The problem: Write out the material exactly. Do not include the pictures.

Provided information:
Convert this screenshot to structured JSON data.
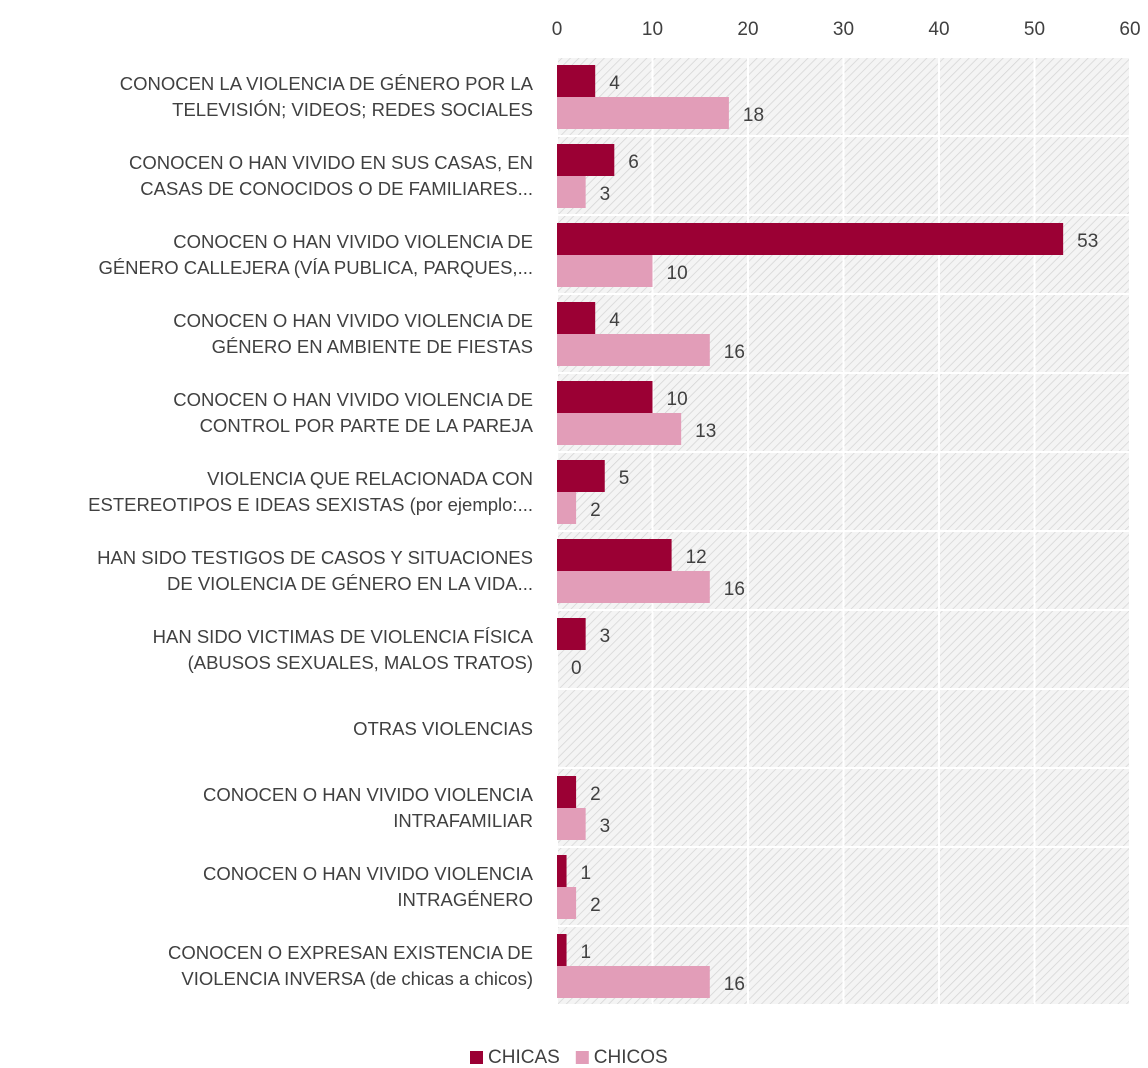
{
  "chart_data": {
    "type": "hbar",
    "categories": [
      "CONOCEN LA VIOLENCIA DE GÉNERO POR LA\nTELEVISIÓN; VIDEOS; REDES SOCIALES",
      "CONOCEN O HAN VIVIDO EN SUS CASAS, EN\nCASAS DE CONOCIDOS O DE FAMILIARES...",
      "CONOCEN O HAN VIVIDO VIOLENCIA DE\nGÉNERO CALLEJERA (VÍA PUBLICA, PARQUES,...",
      "CONOCEN O HAN VIVIDO VIOLENCIA DE\nGÉNERO EN AMBIENTE DE FIESTAS",
      "CONOCEN O HAN VIVIDO VIOLENCIA DE\nCONTROL POR PARTE DE LA PAREJA",
      "VIOLENCIA QUE RELACIONADA CON\nESTEREOTIPOS E IDEAS SEXISTAS (por ejemplo:...",
      "HAN SIDO TESTIGOS DE CASOS Y SITUACIONES\nDE VIOLENCIA DE GÉNERO EN LA VIDA...",
      "HAN SIDO VICTIMAS DE VIOLENCIA FÍSICA\n(ABUSOS SEXUALES, MALOS TRATOS)",
      "OTRAS VIOLENCIAS",
      "CONOCEN O HAN VIVIDO VIOLENCIA\nINTRAFAMILIAR",
      "CONOCEN O HAN VIVIDO VIOLENCIA\nINTRAGÉNERO",
      "CONOCEN O EXPRESAN EXISTENCIA DE\nVIOLENCIA INVERSA (de chicas a chicos)"
    ],
    "series": [
      {
        "name": "CHICAS",
        "color": "#9b0034",
        "values": [
          4,
          6,
          53,
          4,
          10,
          5,
          12,
          3,
          null,
          2,
          1,
          1
        ]
      },
      {
        "name": "CHICOS",
        "color": "#e29db8",
        "values": [
          18,
          3,
          10,
          16,
          13,
          2,
          16,
          0,
          null,
          3,
          2,
          16
        ]
      }
    ],
    "xlim": [
      0,
      60
    ],
    "xticks": [
      0,
      10,
      20,
      30,
      40,
      50,
      60
    ],
    "grid": true,
    "legend": "bottom"
  }
}
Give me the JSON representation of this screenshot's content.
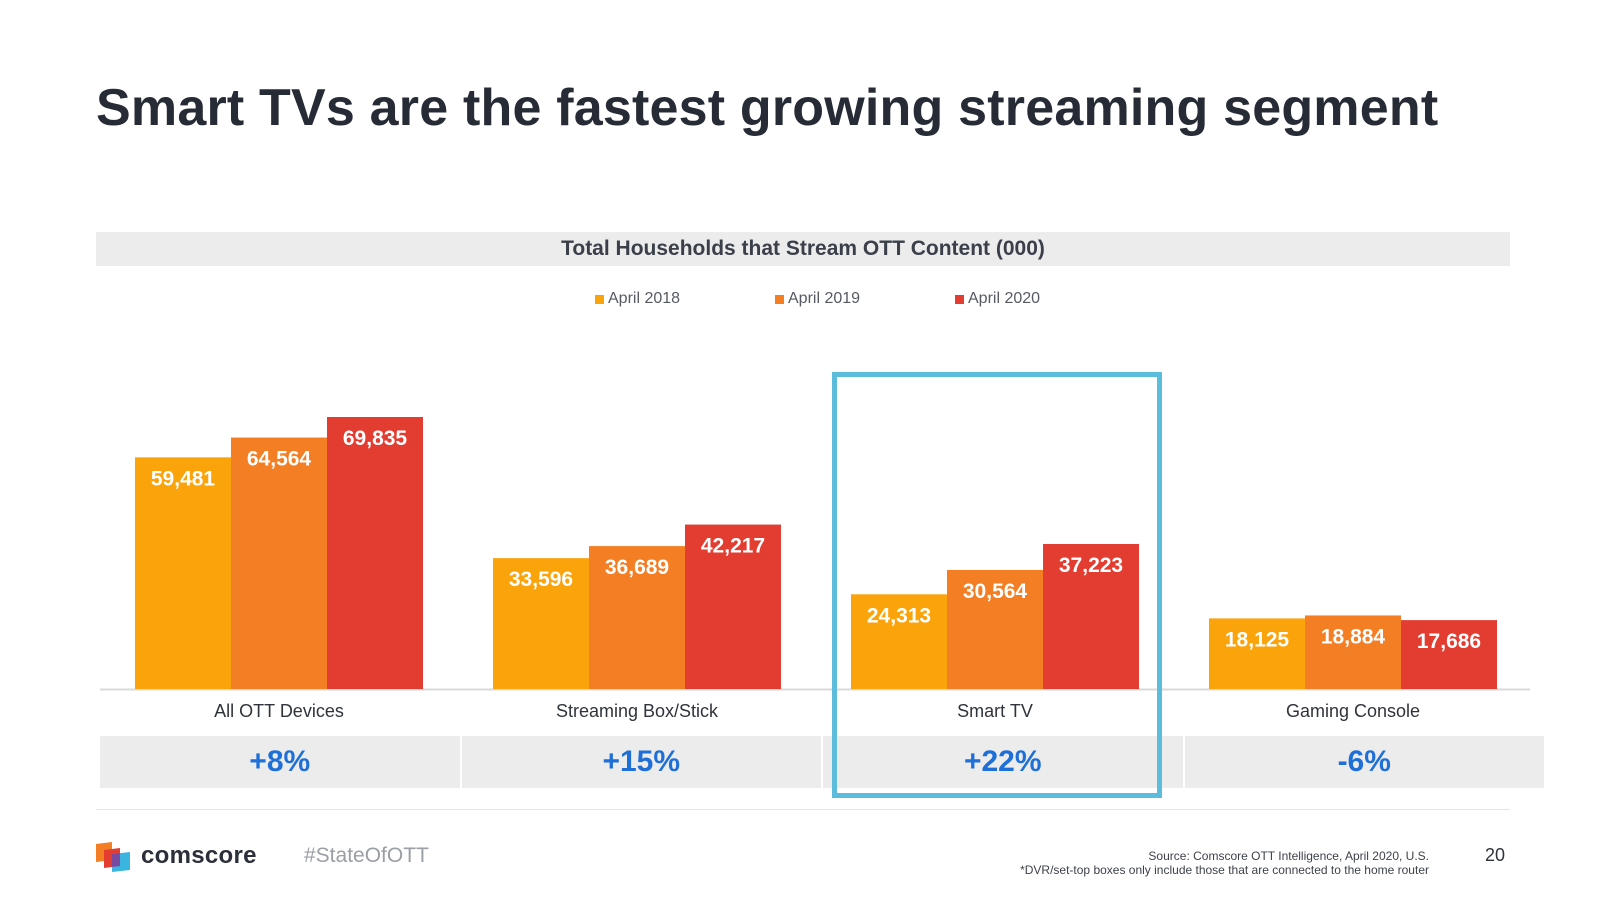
{
  "slide": {
    "title": "Smart TVs are the fastest growing streaming segment",
    "page_number": "20"
  },
  "chart_data": {
    "type": "bar",
    "title": "Total Households that Stream OTT Content (000)",
    "categories": [
      "All OTT Devices",
      "Streaming Box/Stick",
      "Smart TV",
      "Gaming Console"
    ],
    "series": [
      {
        "name": "April 2018",
        "color": "#fba30b",
        "values": [
          59481,
          33596,
          24313,
          18125
        ],
        "labels": [
          "59,481",
          "33,596",
          "24,313",
          "18,125"
        ]
      },
      {
        "name": "April 2019",
        "color": "#f37e23",
        "values": [
          64564,
          36689,
          30564,
          18884
        ],
        "labels": [
          "64,564",
          "36,689",
          "30,564",
          "18,884"
        ]
      },
      {
        "name": "April 2020",
        "color": "#e33c30",
        "values": [
          69835,
          42217,
          37223,
          17686
        ],
        "labels": [
          "69,835",
          "42,217",
          "37,223",
          "17,686"
        ]
      }
    ],
    "growth": [
      "+8%",
      "+15%",
      "+22%",
      "-6%"
    ],
    "highlighted_category": "Smart TV",
    "legend_position": "top-center",
    "grid": false,
    "data_labels": true
  },
  "footer": {
    "brand": "comscore",
    "hashtag": "#StateOfOTT",
    "source": "Source: Comscore OTT Intelligence, April 2020, U.S.",
    "note": "*DVR/set-top boxes only include those that are connected to the home router"
  },
  "colors": {
    "accent_blue": "#1f6fd8",
    "highlight_border": "#5bbcdc",
    "logo_orange": "#f37e23",
    "logo_red": "#e33c30",
    "logo_blue": "#39b5e0"
  }
}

Written solution:
Convert this screenshot to structured JSON data.
{
  "chart_data": {
    "type": "hbar",
    "categories": [
      "CONOCEN LA VIOLENCIA DE GÉNERO POR LA\nTELEVISIÓN; VIDEOS; REDES SOCIALES",
      "CONOCEN O HAN VIVIDO EN SUS CASAS, EN\nCASAS DE CONOCIDOS O DE FAMILIARES...",
      "CONOCEN O HAN VIVIDO VIOLENCIA DE\nGÉNERO CALLEJERA (VÍA PUBLICA, PARQUES,...",
      "CONOCEN O HAN VIVIDO VIOLENCIA DE\nGÉNERO EN AMBIENTE DE FIESTAS",
      "CONOCEN O HAN VIVIDO VIOLENCIA DE\nCONTROL POR PARTE DE LA PAREJA",
      "VIOLENCIA QUE RELACIONADA CON\nESTEREOTIPOS E IDEAS SEXISTAS (por ejemplo:...",
      "HAN SIDO TESTIGOS DE CASOS Y SITUACIONES\nDE VIOLENCIA DE GÉNERO EN LA VIDA...",
      "HAN SIDO VICTIMAS DE VIOLENCIA FÍSICA\n(ABUSOS SEXUALES, MALOS TRATOS)",
      "OTRAS VIOLENCIAS",
      "CONOCEN O HAN VIVIDO VIOLENCIA\nINTRAFAMILIAR",
      "CONOCEN O HAN VIVIDO VIOLENCIA\nINTRAGÉNERO",
      "CONOCEN O EXPRESAN EXISTENCIA DE\nVIOLENCIA INVERSA (de chicas a chicos)"
    ],
    "series": [
      {
        "name": "CHICAS",
        "color": "#9b0034",
        "values": [
          4,
          6,
          53,
          4,
          10,
          5,
          12,
          3,
          null,
          2,
          1,
          1
        ]
      },
      {
        "name": "CHICOS",
        "color": "#e29db8",
        "values": [
          18,
          3,
          10,
          16,
          13,
          2,
          16,
          0,
          null,
          3,
          2,
          16
        ]
      }
    ],
    "xlim": [
      0,
      60
    ],
    "xticks": [
      0,
      10,
      20,
      30,
      40,
      50,
      60
    ],
    "grid": true,
    "legend": "bottom"
  }
}
Give me the JSON representation of this screenshot's content.
{
  "slide": {
    "title": "Smart TVs are the fastest growing streaming segment",
    "page_number": "20"
  },
  "chart_data": {
    "type": "bar",
    "title": "Total Households that Stream OTT Content (000)",
    "categories": [
      "All OTT Devices",
      "Streaming Box/Stick",
      "Smart TV",
      "Gaming Console"
    ],
    "series": [
      {
        "name": "April 2018",
        "color": "#fba30b",
        "values": [
          59481,
          33596,
          24313,
          18125
        ],
        "labels": [
          "59,481",
          "33,596",
          "24,313",
          "18,125"
        ]
      },
      {
        "name": "April 2019",
        "color": "#f37e23",
        "values": [
          64564,
          36689,
          30564,
          18884
        ],
        "labels": [
          "64,564",
          "36,689",
          "30,564",
          "18,884"
        ]
      },
      {
        "name": "April 2020",
        "color": "#e33c30",
        "values": [
          69835,
          42217,
          37223,
          17686
        ],
        "labels": [
          "69,835",
          "42,217",
          "37,223",
          "17,686"
        ]
      }
    ],
    "growth": [
      "+8%",
      "+15%",
      "+22%",
      "-6%"
    ],
    "highlighted_category": "Smart TV",
    "legend_position": "top-center",
    "grid": false,
    "data_labels": true
  },
  "footer": {
    "brand": "comscore",
    "hashtag": "#StateOfOTT",
    "source": "Source: Comscore OTT Intelligence, April 2020, U.S.",
    "note": "*DVR/set-top boxes only include those that are connected to the home router"
  },
  "colors": {
    "accent_blue": "#1f6fd8",
    "highlight_border": "#5bbcdc",
    "logo_orange": "#f37e23",
    "logo_red": "#e33c30",
    "logo_blue": "#39b5e0"
  }
}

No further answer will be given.